= Written instruction =
Your task is to give the data again, exactly, with every line intact.

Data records
------------
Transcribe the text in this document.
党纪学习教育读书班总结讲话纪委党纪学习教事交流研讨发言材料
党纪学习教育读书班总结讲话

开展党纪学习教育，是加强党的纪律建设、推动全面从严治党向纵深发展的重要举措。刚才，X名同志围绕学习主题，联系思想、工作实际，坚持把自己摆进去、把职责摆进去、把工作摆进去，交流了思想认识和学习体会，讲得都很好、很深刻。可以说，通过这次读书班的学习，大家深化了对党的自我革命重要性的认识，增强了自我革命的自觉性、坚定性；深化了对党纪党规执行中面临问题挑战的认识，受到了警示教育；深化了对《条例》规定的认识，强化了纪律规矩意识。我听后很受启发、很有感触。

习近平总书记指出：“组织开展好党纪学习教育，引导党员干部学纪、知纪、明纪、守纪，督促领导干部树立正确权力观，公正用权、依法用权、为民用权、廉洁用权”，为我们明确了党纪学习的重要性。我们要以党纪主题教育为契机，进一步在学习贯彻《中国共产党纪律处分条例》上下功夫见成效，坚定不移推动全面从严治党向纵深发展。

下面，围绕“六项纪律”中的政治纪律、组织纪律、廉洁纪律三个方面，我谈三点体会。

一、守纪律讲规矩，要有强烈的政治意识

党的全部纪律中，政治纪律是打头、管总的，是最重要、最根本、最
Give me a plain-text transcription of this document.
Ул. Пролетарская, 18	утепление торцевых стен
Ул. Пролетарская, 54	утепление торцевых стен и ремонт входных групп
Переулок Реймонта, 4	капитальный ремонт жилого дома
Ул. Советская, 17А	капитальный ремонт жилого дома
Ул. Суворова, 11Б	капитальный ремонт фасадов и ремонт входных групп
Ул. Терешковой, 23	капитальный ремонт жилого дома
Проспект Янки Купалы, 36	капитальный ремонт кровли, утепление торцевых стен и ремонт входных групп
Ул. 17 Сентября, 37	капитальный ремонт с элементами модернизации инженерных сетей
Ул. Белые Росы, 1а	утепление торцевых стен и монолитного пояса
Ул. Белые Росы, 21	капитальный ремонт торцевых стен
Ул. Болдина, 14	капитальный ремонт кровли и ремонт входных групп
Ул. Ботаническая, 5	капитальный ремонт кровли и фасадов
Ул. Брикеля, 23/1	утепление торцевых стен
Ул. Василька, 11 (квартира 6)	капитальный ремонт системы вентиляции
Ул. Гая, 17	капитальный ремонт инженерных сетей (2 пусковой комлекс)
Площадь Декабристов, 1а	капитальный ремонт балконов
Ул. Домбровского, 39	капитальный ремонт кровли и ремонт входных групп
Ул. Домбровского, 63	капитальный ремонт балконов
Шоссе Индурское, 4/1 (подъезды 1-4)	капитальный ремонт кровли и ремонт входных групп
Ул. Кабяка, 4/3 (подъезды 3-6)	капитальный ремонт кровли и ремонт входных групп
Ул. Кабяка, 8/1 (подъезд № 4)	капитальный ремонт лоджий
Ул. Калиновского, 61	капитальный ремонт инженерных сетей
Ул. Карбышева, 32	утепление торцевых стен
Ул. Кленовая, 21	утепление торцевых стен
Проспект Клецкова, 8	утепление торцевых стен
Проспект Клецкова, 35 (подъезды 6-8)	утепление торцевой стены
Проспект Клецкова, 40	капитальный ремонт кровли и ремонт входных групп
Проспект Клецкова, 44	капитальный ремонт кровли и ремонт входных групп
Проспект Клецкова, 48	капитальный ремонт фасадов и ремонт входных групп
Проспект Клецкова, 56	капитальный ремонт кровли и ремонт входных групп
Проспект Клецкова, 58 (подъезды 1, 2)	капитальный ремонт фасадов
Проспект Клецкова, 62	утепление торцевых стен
------------
= Answer in full =
Transcribe the text in this document.
党纪学习教育读书班总结讲话纪委党纪学习教事交流研讨发言材料
党纪学习教育读书班总结讲话

开展党纪学习教育，是加强党的纪律建设、推动全面从严治党向纵深发展的重要举措。刚才，X名同志围绕学习主题，联系思想、工作实际，坚持把自己摆进去、把职责摆进去、把工作摆进去，交流了思想认识和学习体会，讲得都很好、很深刻。可以说，通过这次读书班的学习，大家深化了对党的自我革命重要性的认识，增强了自我革命的自觉性、坚定性；深化了对党纪党规执行中面临问题挑战的认识，受到了警示教育；深化了对《条例》规定的认识，强化了纪律规矩意识。我听后很受启发、很有感触。

习近平总书记指出：“组织开展好党纪学习教育，引导党员干部学纪、知纪、明纪、守纪，督促领导干部树立正确权力观，公正用权、依法用权、为民用权、廉洁用权”，为我们明确了党纪学习的重要性。我们要以党纪主题教育为契机，进一步在学习贯彻《中国共产党纪律处分条例》上下功夫见成效，坚定不移推动全面从严治党向纵深发展。

下面，围绕“六项纪律”中的政治纪律、组织纪律、廉洁纪律三个方面，我谈三点体会。

一、守纪律讲规矩，要有强烈的政治意识

党的全部纪律中，政治纪律是打头、管总的，是最重要、最根本、最
Give me a plain-text transcription of this document.
Ул. Пролетарская, 18	утепление торцевых стен
Ул. Пролетарская, 54	утепление торцевых стен и ремонт входных групп
Переулок Реймонта, 4	капитальный ремонт жилого дома
Ул. Советская, 17А	капитальный ремонт жилого дома
Ул. Суворова, 11Б	капитальный ремонт фасадов и ремонт входных групп
Ул. Терешковой, 23	капитальный ремонт жилого дома
Проспект Янки Купалы, 36	капитальный ремонт кровли, утепление торцевых стен и ремонт входных групп
Ул. 17 Сентября, 37	капитальный ремонт с элементами модернизации инженерных сетей
Ул. Белые Росы, 1а	утепление торцевых стен и монолитного пояса
Ул. Белые Росы, 21	капитальный ремонт торцевых стен
Ул. Болдина, 14	капитальный ремонт кровли и ремонт входных групп
Ул. Ботаническая, 5	капитальный ремонт кровли и фасадов
Ул. Брикеля, 23/1	утепление торцевых стен
Ул. Василька, 11 (квартира 6)	капитальный ремонт системы вентиляции
Ул. Гая, 17	капитальный ремонт инженерных сетей (2 пусковой комлекс)
Площадь Декабристов, 1а	капитальный ремонт балконов
Ул. Домбровского, 39	капитальный ремонт кровли и ремонт входных групп
Ул. Домбровского, 63	капитальный ремонт балконов
Шоссе Индурское, 4/1 (подъезды 1-4)	капитальный ремонт кровли и ремонт входных групп
Ул. Кабяка, 4/3 (подъезды 3-6)	капитальный ремонт кровли и ремонт входных групп
Ул. Кабяка, 8/1 (подъезд № 4)	капитальный ремонт лоджий
Ул. Калиновского, 61	капитальный ремонт инженерных сетей
Ул. Карбышева, 32	утепление торцевых стен
Ул. Кленовая, 21	утепление торцевых стен
Проспект Клецкова, 8	утепление торцевых стен
Проспект Клецкова, 35 (подъезды 6-8)	утепление торцевой стены
Проспект Клецкова, 40	капитальный ремонт кровли и ремонт входных групп
Проспект Клецкова, 44	капитальный ремонт кровли и ремонт входных групп
Проспект Клецкова, 48	капитальный ремонт фасадов и ремонт входных групп
Проспект Клецкова, 56	капитальный ремонт кровли и ремонт входных групп
Проспект Клецкова, 58 (подъезды 1, 2)	капитальный ремонт фасадов
Проспект Клецкова, 62	утепление торцевых стен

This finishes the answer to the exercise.